____ SOURCE MATERIAL
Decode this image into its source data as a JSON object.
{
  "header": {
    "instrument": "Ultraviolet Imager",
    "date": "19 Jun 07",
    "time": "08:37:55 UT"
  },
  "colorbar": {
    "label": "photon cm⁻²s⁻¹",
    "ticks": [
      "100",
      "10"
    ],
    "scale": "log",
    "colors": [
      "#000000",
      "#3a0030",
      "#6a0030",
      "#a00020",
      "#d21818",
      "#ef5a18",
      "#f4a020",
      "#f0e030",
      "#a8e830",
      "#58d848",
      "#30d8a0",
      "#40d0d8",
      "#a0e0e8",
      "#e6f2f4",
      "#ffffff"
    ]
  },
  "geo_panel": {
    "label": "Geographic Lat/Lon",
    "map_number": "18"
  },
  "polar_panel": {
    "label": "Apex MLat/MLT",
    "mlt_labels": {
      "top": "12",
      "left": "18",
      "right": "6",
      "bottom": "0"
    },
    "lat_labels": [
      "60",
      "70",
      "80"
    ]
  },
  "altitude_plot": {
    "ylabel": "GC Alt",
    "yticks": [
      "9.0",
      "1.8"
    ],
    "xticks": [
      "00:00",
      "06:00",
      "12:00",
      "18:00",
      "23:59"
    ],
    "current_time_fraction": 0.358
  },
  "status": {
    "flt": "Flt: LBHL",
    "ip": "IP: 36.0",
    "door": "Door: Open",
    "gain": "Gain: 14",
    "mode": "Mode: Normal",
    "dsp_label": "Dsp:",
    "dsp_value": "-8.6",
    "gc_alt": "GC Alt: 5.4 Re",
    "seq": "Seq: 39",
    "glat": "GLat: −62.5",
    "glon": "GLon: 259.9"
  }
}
________
____ SOURCE MATERIAL
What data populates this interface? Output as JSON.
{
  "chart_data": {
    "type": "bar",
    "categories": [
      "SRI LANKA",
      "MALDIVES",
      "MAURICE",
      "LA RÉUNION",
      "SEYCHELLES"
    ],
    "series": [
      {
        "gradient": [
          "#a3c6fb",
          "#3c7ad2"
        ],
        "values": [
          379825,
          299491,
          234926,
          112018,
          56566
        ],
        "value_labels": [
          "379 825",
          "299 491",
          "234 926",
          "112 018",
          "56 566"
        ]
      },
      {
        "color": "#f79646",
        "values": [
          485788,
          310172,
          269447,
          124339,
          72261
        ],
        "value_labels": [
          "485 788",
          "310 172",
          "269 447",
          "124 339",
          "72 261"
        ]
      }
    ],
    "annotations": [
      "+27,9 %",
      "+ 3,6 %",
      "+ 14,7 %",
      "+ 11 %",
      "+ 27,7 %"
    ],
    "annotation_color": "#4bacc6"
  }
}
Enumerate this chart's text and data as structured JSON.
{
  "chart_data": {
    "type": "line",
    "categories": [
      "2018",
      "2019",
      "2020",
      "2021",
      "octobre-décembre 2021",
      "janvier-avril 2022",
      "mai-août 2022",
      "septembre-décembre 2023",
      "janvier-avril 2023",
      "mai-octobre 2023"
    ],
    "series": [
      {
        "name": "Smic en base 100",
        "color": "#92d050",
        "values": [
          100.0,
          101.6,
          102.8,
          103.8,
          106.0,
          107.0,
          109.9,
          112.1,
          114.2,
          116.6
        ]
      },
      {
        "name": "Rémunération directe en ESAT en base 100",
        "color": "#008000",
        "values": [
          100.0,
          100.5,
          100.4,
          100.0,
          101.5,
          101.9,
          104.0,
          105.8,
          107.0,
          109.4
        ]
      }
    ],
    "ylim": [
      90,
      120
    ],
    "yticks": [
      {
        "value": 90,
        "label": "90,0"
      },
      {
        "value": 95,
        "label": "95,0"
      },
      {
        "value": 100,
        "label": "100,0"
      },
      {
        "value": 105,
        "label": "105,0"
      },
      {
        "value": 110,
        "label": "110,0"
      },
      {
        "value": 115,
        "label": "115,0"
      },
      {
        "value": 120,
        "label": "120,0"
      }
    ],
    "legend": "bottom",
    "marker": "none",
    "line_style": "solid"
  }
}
________
§ **WHAT THE TASK REQUIRES**: Copy all lines from the listing that contain "décembre".

§ **RESPONSE TO THIS TASK**:
      "octobre-décembre 2021",
      "septembre-décembre 2023",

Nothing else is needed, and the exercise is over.